**Task directions:** Go through the entries below and print each one exactly, leaving out pictures.

**Exercise materials:**
_ _ _

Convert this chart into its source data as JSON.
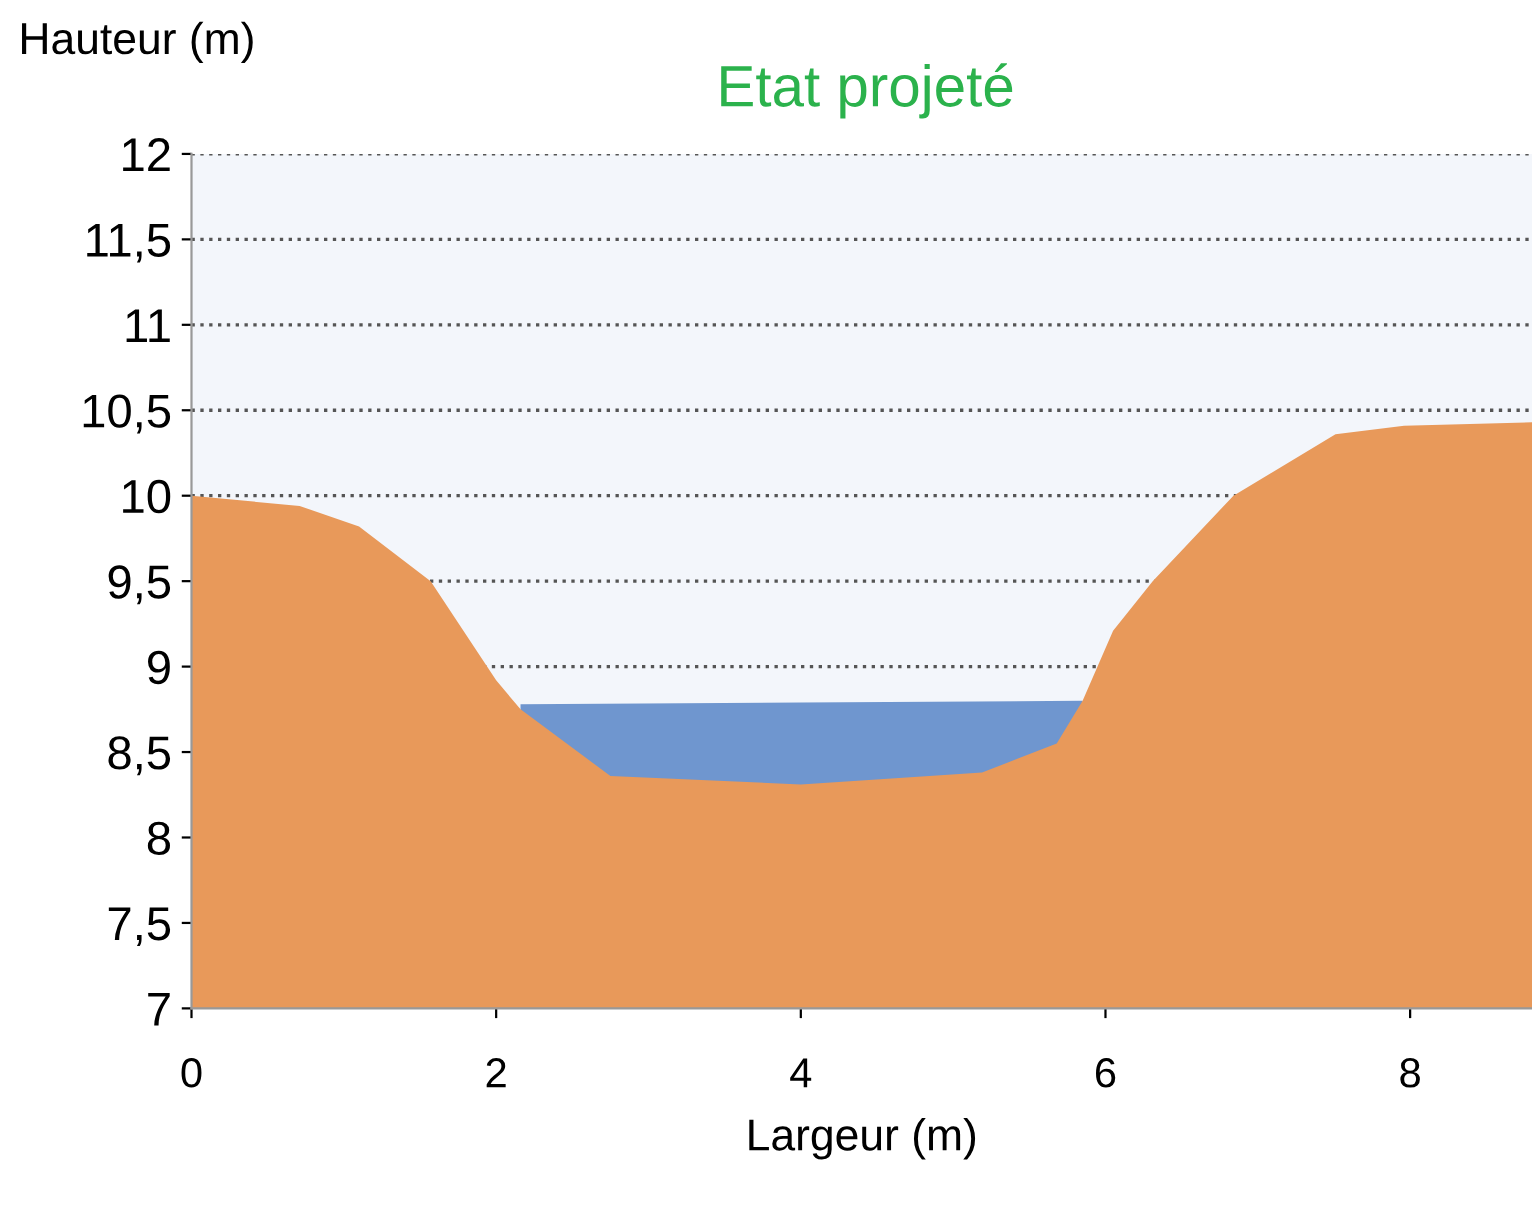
{
  "chart_data": {
    "type": "area",
    "title": "Etat projeté",
    "xlabel": "Largeur (m)",
    "ylabel": "Hauteur (m)",
    "series": [
      {
        "color": "#6f96cf",
        "x": [
          2.16,
          4.0,
          5.85
        ],
        "values": [
          8.78,
          8.79,
          8.8
        ]
      },
      {
        "color": "#e8995a",
        "x": [
          0,
          0.71,
          1.1,
          1.57,
          2.0,
          2.16,
          2.75,
          4.0,
          5.19,
          5.68,
          5.85,
          6.05,
          6.31,
          6.84,
          7.51,
          7.96,
          8.8
        ],
        "values": [
          10.0,
          9.94,
          9.82,
          9.5,
          8.92,
          8.75,
          8.36,
          8.31,
          8.38,
          8.55,
          8.8,
          9.21,
          9.5,
          10.0,
          10.36,
          10.41,
          10.43
        ]
      }
    ],
    "xlim": [
      0,
      8.8
    ],
    "ylim": [
      7,
      12
    ],
    "xticks": [
      0,
      2,
      4,
      6,
      8
    ],
    "yticks": [
      7,
      {
        "value": 7.5,
        "label": "7,5"
      },
      8,
      {
        "value": 8.5,
        "label": "8,5"
      },
      9,
      {
        "value": 9.5,
        "label": "9,5"
      },
      10,
      {
        "value": 10.5,
        "label": "10,5"
      },
      11,
      {
        "value": 11.5,
        "label": "11,5"
      },
      12
    ],
    "grid": "y"
  }
}
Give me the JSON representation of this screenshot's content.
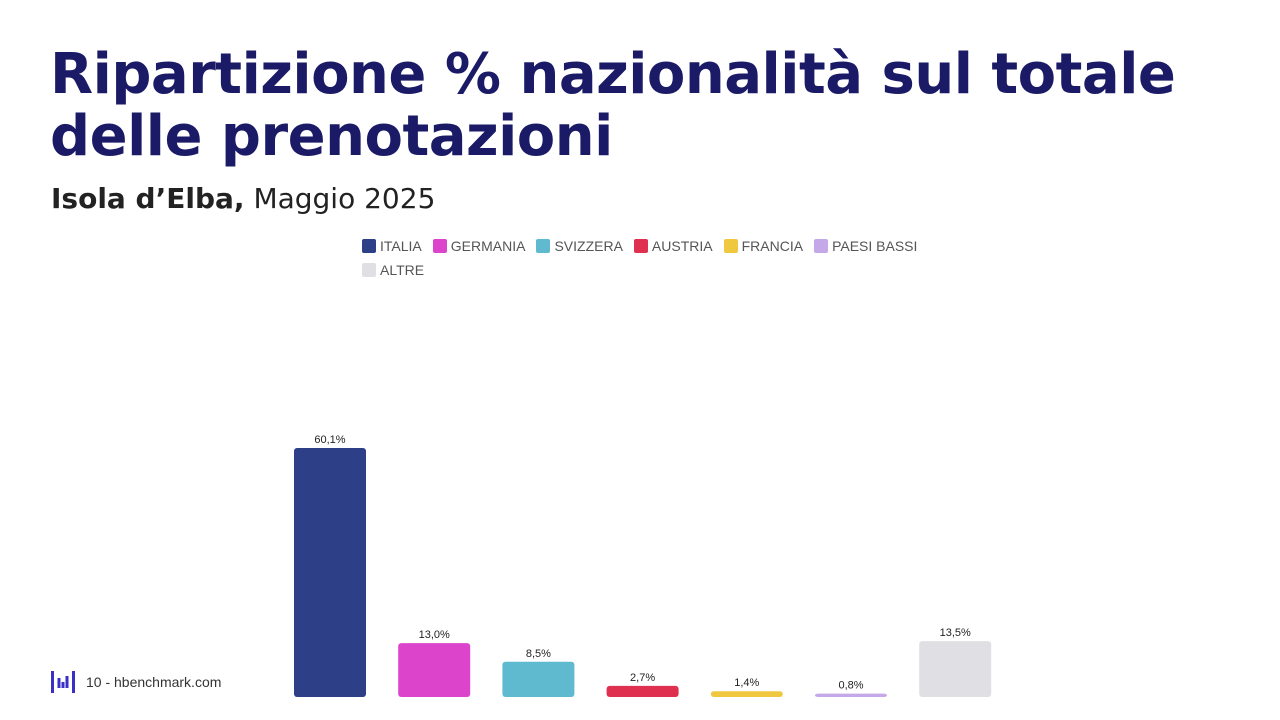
{
  "header": {
    "title": "Ripartizione % nazionalità sul totale delle prenotazioni",
    "subtitle_place": "Isola d’Elba,",
    "subtitle_date": " Maggio 2025"
  },
  "footer": {
    "page_label": "10 - hbenchmark.com"
  },
  "chart_data": {
    "type": "bar",
    "categories": [
      "ITALIA",
      "GERMANIA",
      "SVIZZERA",
      "AUSTRIA",
      "FRANCIA",
      "PAESI BASSI",
      "ALTRE"
    ],
    "values": [
      60.1,
      13.0,
      8.5,
      2.7,
      1.4,
      0.8,
      13.5
    ],
    "value_labels": [
      "60,1%",
      "13,0%",
      "8,5%",
      "2,7%",
      "1,4%",
      "0,8%",
      "13,5%"
    ],
    "colors": [
      "#2d3f87",
      "#dd44cc",
      "#5fbad0",
      "#e03050",
      "#f0c840",
      "#c4a8e8",
      "#e0e0e4"
    ],
    "legend_position": "top",
    "grid": false,
    "ylim": [
      0,
      100
    ]
  }
}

_ _ _

**Solution for this task:**
Convert this chart into its source data as JSON.
{
  "chart_data": {
    "type": "area",
    "title": "Etat projeté",
    "xlabel": "Largeur (m)",
    "ylabel": "Hauteur (m)",
    "series": [
      {
        "color": "#6f96cf",
        "x": [
          2.16,
          4.0,
          5.85
        ],
        "values": [
          8.78,
          8.79,
          8.8
        ]
      },
      {
        "color": "#e8995a",
        "x": [
          0,
          0.71,
          1.1,
          1.57,
          2.0,
          2.16,
          2.75,
          4.0,
          5.19,
          5.68,
          5.85,
          6.05,
          6.31,
          6.84,
          7.51,
          7.96,
          8.8
        ],
        "values": [
          10.0,
          9.94,
          9.82,
          9.5,
          8.92,
          8.75,
          8.36,
          8.31,
          8.38,
          8.55,
          8.8,
          9.21,
          9.5,
          10.0,
          10.36,
          10.41,
          10.43
        ]
      }
    ],
    "xlim": [
      0,
      8.8
    ],
    "ylim": [
      7,
      12
    ],
    "xticks": [
      0,
      2,
      4,
      6,
      8
    ],
    "yticks": [
      7,
      {
        "value": 7.5,
        "label": "7,5"
      },
      8,
      {
        "value": 8.5,
        "label": "8,5"
      },
      9,
      {
        "value": 9.5,
        "label": "9,5"
      },
      10,
      {
        "value": 10.5,
        "label": "10,5"
      },
      11,
      {
        "value": 11.5,
        "label": "11,5"
      },
      12
    ],
    "grid": "y"
  }
}
Give me the JSON representation of this screenshot's content.
{
  "header": {
    "title": "Ripartizione % nazionalità sul totale delle prenotazioni",
    "subtitle_place": "Isola d’Elba,",
    "subtitle_date": " Maggio 2025"
  },
  "footer": {
    "page_label": "10 - hbenchmark.com"
  },
  "chart_data": {
    "type": "bar",
    "categories": [
      "ITALIA",
      "GERMANIA",
      "SVIZZERA",
      "AUSTRIA",
      "FRANCIA",
      "PAESI BASSI",
      "ALTRE"
    ],
    "values": [
      60.1,
      13.0,
      8.5,
      2.7,
      1.4,
      0.8,
      13.5
    ],
    "value_labels": [
      "60,1%",
      "13,0%",
      "8,5%",
      "2,7%",
      "1,4%",
      "0,8%",
      "13,5%"
    ],
    "colors": [
      "#2d3f87",
      "#dd44cc",
      "#5fbad0",
      "#e03050",
      "#f0c840",
      "#c4a8e8",
      "#e0e0e4"
    ],
    "legend_position": "top",
    "grid": false,
    "ylim": [
      0,
      100
    ]
  }
}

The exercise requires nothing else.